### Records for the exercise
------------

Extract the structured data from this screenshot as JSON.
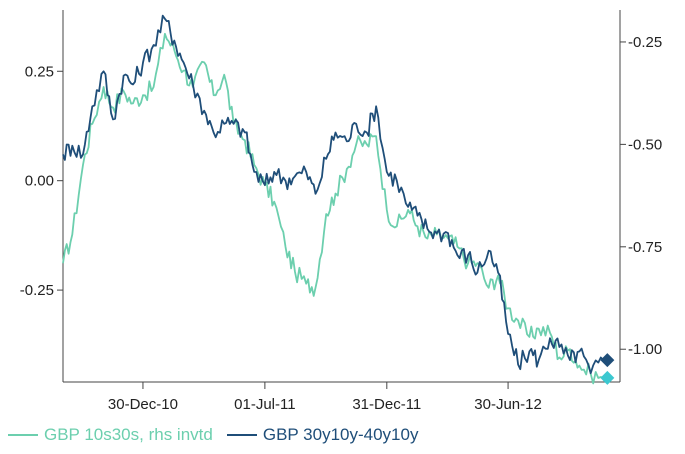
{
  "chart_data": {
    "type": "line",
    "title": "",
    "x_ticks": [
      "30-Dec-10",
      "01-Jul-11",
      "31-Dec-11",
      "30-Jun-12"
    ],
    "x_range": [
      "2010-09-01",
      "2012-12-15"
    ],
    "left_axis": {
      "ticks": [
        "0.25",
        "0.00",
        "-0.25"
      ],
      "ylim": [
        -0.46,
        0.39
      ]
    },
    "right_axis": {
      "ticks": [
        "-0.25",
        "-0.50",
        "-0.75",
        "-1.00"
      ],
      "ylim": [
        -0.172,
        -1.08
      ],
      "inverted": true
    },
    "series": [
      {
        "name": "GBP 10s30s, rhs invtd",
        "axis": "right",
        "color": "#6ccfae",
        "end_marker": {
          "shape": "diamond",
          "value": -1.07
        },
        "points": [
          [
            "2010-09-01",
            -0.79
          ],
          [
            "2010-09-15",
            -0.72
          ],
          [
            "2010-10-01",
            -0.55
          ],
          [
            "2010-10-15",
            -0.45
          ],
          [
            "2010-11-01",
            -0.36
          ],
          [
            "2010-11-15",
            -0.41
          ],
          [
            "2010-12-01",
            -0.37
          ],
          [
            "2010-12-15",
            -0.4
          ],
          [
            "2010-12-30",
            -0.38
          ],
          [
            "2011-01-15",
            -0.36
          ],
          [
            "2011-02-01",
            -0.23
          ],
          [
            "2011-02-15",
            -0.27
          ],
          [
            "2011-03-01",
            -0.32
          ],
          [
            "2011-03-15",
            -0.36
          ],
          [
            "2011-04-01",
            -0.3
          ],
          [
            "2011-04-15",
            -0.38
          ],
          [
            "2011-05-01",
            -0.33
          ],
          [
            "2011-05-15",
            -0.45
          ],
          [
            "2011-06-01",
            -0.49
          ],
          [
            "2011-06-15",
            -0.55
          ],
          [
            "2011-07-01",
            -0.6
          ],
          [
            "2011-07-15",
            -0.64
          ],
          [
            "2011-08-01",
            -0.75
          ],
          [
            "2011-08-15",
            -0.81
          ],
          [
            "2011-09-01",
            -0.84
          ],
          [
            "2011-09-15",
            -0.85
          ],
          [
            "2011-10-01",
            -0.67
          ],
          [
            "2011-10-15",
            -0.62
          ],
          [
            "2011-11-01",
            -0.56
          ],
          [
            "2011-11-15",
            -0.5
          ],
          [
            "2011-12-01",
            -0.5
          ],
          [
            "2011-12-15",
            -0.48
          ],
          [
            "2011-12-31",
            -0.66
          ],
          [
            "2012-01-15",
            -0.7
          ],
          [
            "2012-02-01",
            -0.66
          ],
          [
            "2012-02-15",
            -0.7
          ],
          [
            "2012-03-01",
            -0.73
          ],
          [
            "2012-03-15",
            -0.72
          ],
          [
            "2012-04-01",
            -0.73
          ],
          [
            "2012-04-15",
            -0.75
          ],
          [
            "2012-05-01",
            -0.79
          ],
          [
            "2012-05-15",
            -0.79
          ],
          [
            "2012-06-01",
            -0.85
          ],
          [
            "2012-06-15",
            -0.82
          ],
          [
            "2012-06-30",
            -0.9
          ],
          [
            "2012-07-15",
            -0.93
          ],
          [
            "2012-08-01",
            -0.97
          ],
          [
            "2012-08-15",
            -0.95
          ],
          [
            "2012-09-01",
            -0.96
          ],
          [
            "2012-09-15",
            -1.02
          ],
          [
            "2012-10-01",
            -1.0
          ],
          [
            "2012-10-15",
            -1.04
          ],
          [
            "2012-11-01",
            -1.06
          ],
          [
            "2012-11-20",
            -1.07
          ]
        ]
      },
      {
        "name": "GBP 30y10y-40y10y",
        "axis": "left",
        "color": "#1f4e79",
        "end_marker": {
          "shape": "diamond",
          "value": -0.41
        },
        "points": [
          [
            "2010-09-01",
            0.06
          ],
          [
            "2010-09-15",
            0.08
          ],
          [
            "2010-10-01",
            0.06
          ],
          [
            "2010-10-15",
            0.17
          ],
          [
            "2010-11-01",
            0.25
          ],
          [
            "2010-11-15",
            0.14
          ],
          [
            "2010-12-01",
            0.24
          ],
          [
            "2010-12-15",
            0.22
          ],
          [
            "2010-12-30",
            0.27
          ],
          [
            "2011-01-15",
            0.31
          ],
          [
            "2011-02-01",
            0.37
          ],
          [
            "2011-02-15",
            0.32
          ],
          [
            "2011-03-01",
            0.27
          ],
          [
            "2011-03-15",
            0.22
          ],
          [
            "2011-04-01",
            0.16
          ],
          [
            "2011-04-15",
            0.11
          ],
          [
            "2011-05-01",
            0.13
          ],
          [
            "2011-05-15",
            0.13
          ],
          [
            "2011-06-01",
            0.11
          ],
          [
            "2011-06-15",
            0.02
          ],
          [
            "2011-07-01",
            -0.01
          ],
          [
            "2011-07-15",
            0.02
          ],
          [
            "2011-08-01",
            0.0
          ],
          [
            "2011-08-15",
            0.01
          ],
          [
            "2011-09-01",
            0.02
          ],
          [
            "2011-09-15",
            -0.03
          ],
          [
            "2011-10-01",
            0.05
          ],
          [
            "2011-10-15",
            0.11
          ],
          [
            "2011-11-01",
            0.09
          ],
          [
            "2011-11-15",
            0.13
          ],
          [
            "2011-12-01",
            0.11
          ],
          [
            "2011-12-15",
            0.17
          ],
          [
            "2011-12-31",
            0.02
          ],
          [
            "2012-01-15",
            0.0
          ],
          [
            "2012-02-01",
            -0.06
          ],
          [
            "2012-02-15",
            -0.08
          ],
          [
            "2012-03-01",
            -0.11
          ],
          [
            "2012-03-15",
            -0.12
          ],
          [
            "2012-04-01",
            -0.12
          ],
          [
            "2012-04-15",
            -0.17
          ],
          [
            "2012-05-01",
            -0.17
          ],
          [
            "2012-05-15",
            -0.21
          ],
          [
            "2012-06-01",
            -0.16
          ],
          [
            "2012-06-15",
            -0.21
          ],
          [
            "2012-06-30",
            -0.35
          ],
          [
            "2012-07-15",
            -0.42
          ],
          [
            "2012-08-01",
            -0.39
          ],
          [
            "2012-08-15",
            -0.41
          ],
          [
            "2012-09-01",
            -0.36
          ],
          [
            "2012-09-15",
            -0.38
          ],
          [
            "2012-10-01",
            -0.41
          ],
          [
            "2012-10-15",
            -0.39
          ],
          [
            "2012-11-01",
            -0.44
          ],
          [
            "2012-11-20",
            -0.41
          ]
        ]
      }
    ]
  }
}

------------

### Given problem
Print all the records again exactly; do not include any picture.

### Task answer
Extract the structured data from this screenshot as JSON.
{
  "chart_data": {
    "type": "line",
    "title": "",
    "x_ticks": [
      "30-Dec-10",
      "01-Jul-11",
      "31-Dec-11",
      "30-Jun-12"
    ],
    "x_range": [
      "2010-09-01",
      "2012-12-15"
    ],
    "left_axis": {
      "ticks": [
        "0.25",
        "0.00",
        "-0.25"
      ],
      "ylim": [
        -0.46,
        0.39
      ]
    },
    "right_axis": {
      "ticks": [
        "-0.25",
        "-0.50",
        "-0.75",
        "-1.00"
      ],
      "ylim": [
        -0.172,
        -1.08
      ],
      "inverted": true
    },
    "series": [
      {
        "name": "GBP 10s30s, rhs invtd",
        "axis": "right",
        "color": "#6ccfae",
        "end_marker": {
          "shape": "diamond",
          "value": -1.07
        },
        "points": [
          [
            "2010-09-01",
            -0.79
          ],
          [
            "2010-09-15",
            -0.72
          ],
          [
            "2010-10-01",
            -0.55
          ],
          [
            "2010-10-15",
            -0.45
          ],
          [
            "2010-11-01",
            -0.36
          ],
          [
            "2010-11-15",
            -0.41
          ],
          [
            "2010-12-01",
            -0.37
          ],
          [
            "2010-12-15",
            -0.4
          ],
          [
            "2010-12-30",
            -0.38
          ],
          [
            "2011-01-15",
            -0.36
          ],
          [
            "2011-02-01",
            -0.23
          ],
          [
            "2011-02-15",
            -0.27
          ],
          [
            "2011-03-01",
            -0.32
          ],
          [
            "2011-03-15",
            -0.36
          ],
          [
            "2011-04-01",
            -0.3
          ],
          [
            "2011-04-15",
            -0.38
          ],
          [
            "2011-05-01",
            -0.33
          ],
          [
            "2011-05-15",
            -0.45
          ],
          [
            "2011-06-01",
            -0.49
          ],
          [
            "2011-06-15",
            -0.55
          ],
          [
            "2011-07-01",
            -0.6
          ],
          [
            "2011-07-15",
            -0.64
          ],
          [
            "2011-08-01",
            -0.75
          ],
          [
            "2011-08-15",
            -0.81
          ],
          [
            "2011-09-01",
            -0.84
          ],
          [
            "2011-09-15",
            -0.85
          ],
          [
            "2011-10-01",
            -0.67
          ],
          [
            "2011-10-15",
            -0.62
          ],
          [
            "2011-11-01",
            -0.56
          ],
          [
            "2011-11-15",
            -0.5
          ],
          [
            "2011-12-01",
            -0.5
          ],
          [
            "2011-12-15",
            -0.48
          ],
          [
            "2011-12-31",
            -0.66
          ],
          [
            "2012-01-15",
            -0.7
          ],
          [
            "2012-02-01",
            -0.66
          ],
          [
            "2012-02-15",
            -0.7
          ],
          [
            "2012-03-01",
            -0.73
          ],
          [
            "2012-03-15",
            -0.72
          ],
          [
            "2012-04-01",
            -0.73
          ],
          [
            "2012-04-15",
            -0.75
          ],
          [
            "2012-05-01",
            -0.79
          ],
          [
            "2012-05-15",
            -0.79
          ],
          [
            "2012-06-01",
            -0.85
          ],
          [
            "2012-06-15",
            -0.82
          ],
          [
            "2012-06-30",
            -0.9
          ],
          [
            "2012-07-15",
            -0.93
          ],
          [
            "2012-08-01",
            -0.97
          ],
          [
            "2012-08-15",
            -0.95
          ],
          [
            "2012-09-01",
            -0.96
          ],
          [
            "2012-09-15",
            -1.02
          ],
          [
            "2012-10-01",
            -1.0
          ],
          [
            "2012-10-15",
            -1.04
          ],
          [
            "2012-11-01",
            -1.06
          ],
          [
            "2012-11-20",
            -1.07
          ]
        ]
      },
      {
        "name": "GBP 30y10y-40y10y",
        "axis": "left",
        "color": "#1f4e79",
        "end_marker": {
          "shape": "diamond",
          "value": -0.41
        },
        "points": [
          [
            "2010-09-01",
            0.06
          ],
          [
            "2010-09-15",
            0.08
          ],
          [
            "2010-10-01",
            0.06
          ],
          [
            "2010-10-15",
            0.17
          ],
          [
            "2010-11-01",
            0.25
          ],
          [
            "2010-11-15",
            0.14
          ],
          [
            "2010-12-01",
            0.24
          ],
          [
            "2010-12-15",
            0.22
          ],
          [
            "2010-12-30",
            0.27
          ],
          [
            "2011-01-15",
            0.31
          ],
          [
            "2011-02-01",
            0.37
          ],
          [
            "2011-02-15",
            0.32
          ],
          [
            "2011-03-01",
            0.27
          ],
          [
            "2011-03-15",
            0.22
          ],
          [
            "2011-04-01",
            0.16
          ],
          [
            "2011-04-15",
            0.11
          ],
          [
            "2011-05-01",
            0.13
          ],
          [
            "2011-05-15",
            0.13
          ],
          [
            "2011-06-01",
            0.11
          ],
          [
            "2011-06-15",
            0.02
          ],
          [
            "2011-07-01",
            -0.01
          ],
          [
            "2011-07-15",
            0.02
          ],
          [
            "2011-08-01",
            0.0
          ],
          [
            "2011-08-15",
            0.01
          ],
          [
            "2011-09-01",
            0.02
          ],
          [
            "2011-09-15",
            -0.03
          ],
          [
            "2011-10-01",
            0.05
          ],
          [
            "2011-10-15",
            0.11
          ],
          [
            "2011-11-01",
            0.09
          ],
          [
            "2011-11-15",
            0.13
          ],
          [
            "2011-12-01",
            0.11
          ],
          [
            "2011-12-15",
            0.17
          ],
          [
            "2011-12-31",
            0.02
          ],
          [
            "2012-01-15",
            0.0
          ],
          [
            "2012-02-01",
            -0.06
          ],
          [
            "2012-02-15",
            -0.08
          ],
          [
            "2012-03-01",
            -0.11
          ],
          [
            "2012-03-15",
            -0.12
          ],
          [
            "2012-04-01",
            -0.12
          ],
          [
            "2012-04-15",
            -0.17
          ],
          [
            "2012-05-01",
            -0.17
          ],
          [
            "2012-05-15",
            -0.21
          ],
          [
            "2012-06-01",
            -0.16
          ],
          [
            "2012-06-15",
            -0.21
          ],
          [
            "2012-06-30",
            -0.35
          ],
          [
            "2012-07-15",
            -0.42
          ],
          [
            "2012-08-01",
            -0.39
          ],
          [
            "2012-08-15",
            -0.41
          ],
          [
            "2012-09-01",
            -0.36
          ],
          [
            "2012-09-15",
            -0.38
          ],
          [
            "2012-10-01",
            -0.41
          ],
          [
            "2012-10-15",
            -0.39
          ],
          [
            "2012-11-01",
            -0.44
          ],
          [
            "2012-11-20",
            -0.41
          ]
        ]
      }
    ]
  }
}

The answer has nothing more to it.